— start of Records provided —

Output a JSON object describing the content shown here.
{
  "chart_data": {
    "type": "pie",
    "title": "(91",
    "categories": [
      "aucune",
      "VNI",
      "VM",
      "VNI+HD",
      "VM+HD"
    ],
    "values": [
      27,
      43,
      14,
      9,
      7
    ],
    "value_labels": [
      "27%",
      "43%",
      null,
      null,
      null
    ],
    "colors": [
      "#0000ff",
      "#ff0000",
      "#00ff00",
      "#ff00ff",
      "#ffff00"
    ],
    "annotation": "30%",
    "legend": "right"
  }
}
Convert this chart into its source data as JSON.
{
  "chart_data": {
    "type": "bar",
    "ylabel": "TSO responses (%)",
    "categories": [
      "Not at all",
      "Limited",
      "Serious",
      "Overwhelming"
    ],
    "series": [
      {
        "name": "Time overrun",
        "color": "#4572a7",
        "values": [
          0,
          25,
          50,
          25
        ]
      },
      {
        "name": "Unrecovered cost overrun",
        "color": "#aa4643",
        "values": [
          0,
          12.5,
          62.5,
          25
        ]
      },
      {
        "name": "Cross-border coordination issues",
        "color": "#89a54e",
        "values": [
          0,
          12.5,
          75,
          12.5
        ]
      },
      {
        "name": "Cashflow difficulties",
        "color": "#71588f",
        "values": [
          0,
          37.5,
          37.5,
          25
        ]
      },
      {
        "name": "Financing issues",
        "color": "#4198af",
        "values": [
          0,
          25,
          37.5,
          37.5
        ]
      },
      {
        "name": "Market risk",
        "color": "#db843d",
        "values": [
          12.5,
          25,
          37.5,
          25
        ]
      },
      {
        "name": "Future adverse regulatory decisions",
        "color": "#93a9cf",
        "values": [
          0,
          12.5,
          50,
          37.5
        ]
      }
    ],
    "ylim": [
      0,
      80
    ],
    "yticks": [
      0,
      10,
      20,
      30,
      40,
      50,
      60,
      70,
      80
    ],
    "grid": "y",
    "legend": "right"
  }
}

— end of Records provided —

• [What this task involves]
Transcribe the material above word for word.

• [Solution to this task]
Output a JSON object describing the content shown here.
{
  "chart_data": {
    "type": "pie",
    "title": "(91",
    "categories": [
      "aucune",
      "VNI",
      "VM",
      "VNI+HD",
      "VM+HD"
    ],
    "values": [
      27,
      43,
      14,
      9,
      7
    ],
    "value_labels": [
      "27%",
      "43%",
      null,
      null,
      null
    ],
    "colors": [
      "#0000ff",
      "#ff0000",
      "#00ff00",
      "#ff00ff",
      "#ffff00"
    ],
    "annotation": "30%",
    "legend": "right"
  }
}
Convert this chart into its source data as JSON.
{
  "chart_data": {
    "type": "bar",
    "ylabel": "TSO responses (%)",
    "categories": [
      "Not at all",
      "Limited",
      "Serious",
      "Overwhelming"
    ],
    "series": [
      {
        "name": "Time overrun",
        "color": "#4572a7",
        "values": [
          0,
          25,
          50,
          25
        ]
      },
      {
        "name": "Unrecovered cost overrun",
        "color": "#aa4643",
        "values": [
          0,
          12.5,
          62.5,
          25
        ]
      },
      {
        "name": "Cross-border coordination issues",
        "color": "#89a54e",
        "values": [
          0,
          12.5,
          75,
          12.5
        ]
      },
      {
        "name": "Cashflow difficulties",
        "color": "#71588f",
        "values": [
          0,
          37.5,
          37.5,
          25
        ]
      },
      {
        "name": "Financing issues",
        "color": "#4198af",
        "values": [
          0,
          25,
          37.5,
          37.5
        ]
      },
      {
        "name": "Market risk",
        "color": "#db843d",
        "values": [
          12.5,
          25,
          37.5,
          25
        ]
      },
      {
        "name": "Future adverse regulatory decisions",
        "color": "#93a9cf",
        "values": [
          0,
          12.5,
          50,
          37.5
        ]
      }
    ],
    "ylim": [
      0,
      80
    ],
    "yticks": [
      0,
      10,
      20,
      30,
      40,
      50,
      60,
      70,
      80
    ],
    "grid": "y",
    "legend": "right"
  }
}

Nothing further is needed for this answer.